-- START Recorded information --

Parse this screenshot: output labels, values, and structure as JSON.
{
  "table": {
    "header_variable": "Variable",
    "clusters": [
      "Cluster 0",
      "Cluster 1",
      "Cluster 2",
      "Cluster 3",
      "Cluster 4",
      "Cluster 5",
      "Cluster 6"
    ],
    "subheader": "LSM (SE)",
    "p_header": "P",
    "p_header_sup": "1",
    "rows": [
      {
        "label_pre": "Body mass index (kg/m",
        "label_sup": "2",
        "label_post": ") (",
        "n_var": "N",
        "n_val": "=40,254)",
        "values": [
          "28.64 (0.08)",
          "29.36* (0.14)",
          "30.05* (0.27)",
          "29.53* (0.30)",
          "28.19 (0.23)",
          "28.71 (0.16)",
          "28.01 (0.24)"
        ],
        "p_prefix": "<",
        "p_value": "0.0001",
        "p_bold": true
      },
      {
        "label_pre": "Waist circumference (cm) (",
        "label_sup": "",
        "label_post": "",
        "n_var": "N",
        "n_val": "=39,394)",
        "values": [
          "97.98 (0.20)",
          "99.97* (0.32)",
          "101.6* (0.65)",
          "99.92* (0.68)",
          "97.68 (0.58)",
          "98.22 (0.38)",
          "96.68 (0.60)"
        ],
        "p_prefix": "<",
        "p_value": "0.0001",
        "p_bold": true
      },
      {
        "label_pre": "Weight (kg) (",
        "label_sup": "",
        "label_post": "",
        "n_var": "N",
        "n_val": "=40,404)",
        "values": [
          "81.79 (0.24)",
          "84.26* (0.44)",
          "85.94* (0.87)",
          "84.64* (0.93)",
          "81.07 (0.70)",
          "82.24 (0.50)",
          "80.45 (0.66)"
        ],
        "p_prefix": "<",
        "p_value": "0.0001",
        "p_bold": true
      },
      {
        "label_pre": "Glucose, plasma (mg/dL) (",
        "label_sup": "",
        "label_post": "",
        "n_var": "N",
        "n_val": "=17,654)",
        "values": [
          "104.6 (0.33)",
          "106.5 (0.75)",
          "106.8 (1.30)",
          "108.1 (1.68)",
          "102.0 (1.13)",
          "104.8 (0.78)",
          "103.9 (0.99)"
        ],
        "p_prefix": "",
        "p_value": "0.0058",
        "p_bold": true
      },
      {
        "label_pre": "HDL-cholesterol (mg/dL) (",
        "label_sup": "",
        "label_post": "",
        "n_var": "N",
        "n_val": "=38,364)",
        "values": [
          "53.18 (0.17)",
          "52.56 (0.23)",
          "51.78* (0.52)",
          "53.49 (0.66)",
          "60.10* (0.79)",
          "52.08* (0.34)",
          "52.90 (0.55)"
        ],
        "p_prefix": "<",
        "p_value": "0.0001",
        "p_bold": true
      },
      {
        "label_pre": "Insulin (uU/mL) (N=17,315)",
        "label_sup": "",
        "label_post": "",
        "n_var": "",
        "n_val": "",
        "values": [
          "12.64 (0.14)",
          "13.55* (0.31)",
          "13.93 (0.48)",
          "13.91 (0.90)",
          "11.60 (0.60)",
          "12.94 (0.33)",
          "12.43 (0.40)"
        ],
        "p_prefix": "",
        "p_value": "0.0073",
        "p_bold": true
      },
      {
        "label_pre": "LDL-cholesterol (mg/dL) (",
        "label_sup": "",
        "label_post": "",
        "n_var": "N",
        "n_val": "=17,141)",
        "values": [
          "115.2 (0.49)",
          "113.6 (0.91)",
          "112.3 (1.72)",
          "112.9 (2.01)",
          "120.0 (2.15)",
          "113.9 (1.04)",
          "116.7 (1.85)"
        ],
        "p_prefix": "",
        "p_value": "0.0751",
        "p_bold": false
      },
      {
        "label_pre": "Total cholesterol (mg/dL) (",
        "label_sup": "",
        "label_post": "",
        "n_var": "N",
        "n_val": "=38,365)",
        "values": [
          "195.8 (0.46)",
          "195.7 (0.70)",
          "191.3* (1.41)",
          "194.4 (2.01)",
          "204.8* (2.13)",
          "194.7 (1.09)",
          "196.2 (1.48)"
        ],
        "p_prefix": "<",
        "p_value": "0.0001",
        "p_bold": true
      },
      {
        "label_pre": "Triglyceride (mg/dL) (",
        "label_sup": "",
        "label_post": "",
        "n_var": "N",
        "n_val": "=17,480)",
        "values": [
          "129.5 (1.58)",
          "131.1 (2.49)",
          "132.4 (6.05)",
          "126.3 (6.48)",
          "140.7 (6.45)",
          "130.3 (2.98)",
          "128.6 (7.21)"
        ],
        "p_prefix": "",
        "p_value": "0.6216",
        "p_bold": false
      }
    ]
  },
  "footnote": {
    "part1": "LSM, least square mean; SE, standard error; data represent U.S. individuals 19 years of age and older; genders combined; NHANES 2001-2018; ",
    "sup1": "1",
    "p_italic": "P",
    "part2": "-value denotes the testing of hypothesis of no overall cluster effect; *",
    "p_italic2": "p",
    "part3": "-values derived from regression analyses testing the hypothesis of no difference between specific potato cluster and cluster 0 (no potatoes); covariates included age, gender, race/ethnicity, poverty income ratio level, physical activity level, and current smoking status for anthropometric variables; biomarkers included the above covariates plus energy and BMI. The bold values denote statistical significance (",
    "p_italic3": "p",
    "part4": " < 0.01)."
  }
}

-- END Recorded information --

Task details: Each line in the material above must be retyped without alteration.

Correct response:
Parse this screenshot: output labels, values, and structure as JSON.
{
  "table": {
    "header_variable": "Variable",
    "clusters": [
      "Cluster 0",
      "Cluster 1",
      "Cluster 2",
      "Cluster 3",
      "Cluster 4",
      "Cluster 5",
      "Cluster 6"
    ],
    "subheader": "LSM (SE)",
    "p_header": "P",
    "p_header_sup": "1",
    "rows": [
      {
        "label_pre": "Body mass index (kg/m",
        "label_sup": "2",
        "label_post": ") (",
        "n_var": "N",
        "n_val": "=40,254)",
        "values": [
          "28.64 (0.08)",
          "29.36* (0.14)",
          "30.05* (0.27)",
          "29.53* (0.30)",
          "28.19 (0.23)",
          "28.71 (0.16)",
          "28.01 (0.24)"
        ],
        "p_prefix": "<",
        "p_value": "0.0001",
        "p_bold": true
      },
      {
        "label_pre": "Waist circumference (cm) (",
        "label_sup": "",
        "label_post": "",
        "n_var": "N",
        "n_val": "=39,394)",
        "values": [
          "97.98 (0.20)",
          "99.97* (0.32)",
          "101.6* (0.65)",
          "99.92* (0.68)",
          "97.68 (0.58)",
          "98.22 (0.38)",
          "96.68 (0.60)"
        ],
        "p_prefix": "<",
        "p_value": "0.0001",
        "p_bold": true
      },
      {
        "label_pre": "Weight (kg) (",
        "label_sup": "",
        "label_post": "",
        "n_var": "N",
        "n_val": "=40,404)",
        "values": [
          "81.79 (0.24)",
          "84.26* (0.44)",
          "85.94* (0.87)",
          "84.64* (0.93)",
          "81.07 (0.70)",
          "82.24 (0.50)",
          "80.45 (0.66)"
        ],
        "p_prefix": "<",
        "p_value": "0.0001",
        "p_bold": true
      },
      {
        "label_pre": "Glucose, plasma (mg/dL) (",
        "label_sup": "",
        "label_post": "",
        "n_var": "N",
        "n_val": "=17,654)",
        "values": [
          "104.6 (0.33)",
          "106.5 (0.75)",
          "106.8 (1.30)",
          "108.1 (1.68)",
          "102.0 (1.13)",
          "104.8 (0.78)",
          "103.9 (0.99)"
        ],
        "p_prefix": "",
        "p_value": "0.0058",
        "p_bold": true
      },
      {
        "label_pre": "HDL-cholesterol (mg/dL) (",
        "label_sup": "",
        "label_post": "",
        "n_var": "N",
        "n_val": "=38,364)",
        "values": [
          "53.18 (0.17)",
          "52.56 (0.23)",
          "51.78* (0.52)",
          "53.49 (0.66)",
          "60.10* (0.79)",
          "52.08* (0.34)",
          "52.90 (0.55)"
        ],
        "p_prefix": "<",
        "p_value": "0.0001",
        "p_bold": true
      },
      {
        "label_pre": "Insulin (uU/mL) (N=17,315)",
        "label_sup": "",
        "label_post": "",
        "n_var": "",
        "n_val": "",
        "values": [
          "12.64 (0.14)",
          "13.55* (0.31)",
          "13.93 (0.48)",
          "13.91 (0.90)",
          "11.60 (0.60)",
          "12.94 (0.33)",
          "12.43 (0.40)"
        ],
        "p_prefix": "",
        "p_value": "0.0073",
        "p_bold": true
      },
      {
        "label_pre": "LDL-cholesterol (mg/dL) (",
        "label_sup": "",
        "label_post": "",
        "n_var": "N",
        "n_val": "=17,141)",
        "values": [
          "115.2 (0.49)",
          "113.6 (0.91)",
          "112.3 (1.72)",
          "112.9 (2.01)",
          "120.0 (2.15)",
          "113.9 (1.04)",
          "116.7 (1.85)"
        ],
        "p_prefix": "",
        "p_value": "0.0751",
        "p_bold": false
      },
      {
        "label_pre": "Total cholesterol (mg/dL) (",
        "label_sup": "",
        "label_post": "",
        "n_var": "N",
        "n_val": "=38,365)",
        "values": [
          "195.8 (0.46)",
          "195.7 (0.70)",
          "191.3* (1.41)",
          "194.4 (2.01)",
          "204.8* (2.13)",
          "194.7 (1.09)",
          "196.2 (1.48)"
        ],
        "p_prefix": "<",
        "p_value": "0.0001",
        "p_bold": true
      },
      {
        "label_pre": "Triglyceride (mg/dL) (",
        "label_sup": "",
        "label_post": "",
        "n_var": "N",
        "n_val": "=17,480)",
        "values": [
          "129.5 (1.58)",
          "131.1 (2.49)",
          "132.4 (6.05)",
          "126.3 (6.48)",
          "140.7 (6.45)",
          "130.3 (2.98)",
          "128.6 (7.21)"
        ],
        "p_prefix": "",
        "p_value": "0.6216",
        "p_bold": false
      }
    ]
  },
  "footnote": {
    "part1": "LSM, least square mean; SE, standard error; data represent U.S. individuals 19 years of age and older; genders combined; NHANES 2001-2018; ",
    "sup1": "1",
    "p_italic": "P",
    "part2": "-value denotes the testing of hypothesis of no overall cluster effect; *",
    "p_italic2": "p",
    "part3": "-values derived from regression analyses testing the hypothesis of no difference between specific potato cluster and cluster 0 (no potatoes); covariates included age, gender, race/ethnicity, poverty income ratio level, physical activity level, and current smoking status for anthropometric variables; biomarkers included the above covariates plus energy and BMI. The bold values denote statistical significance (",
    "p_italic3": "p",
    "part4": " < 0.01)."
  }
}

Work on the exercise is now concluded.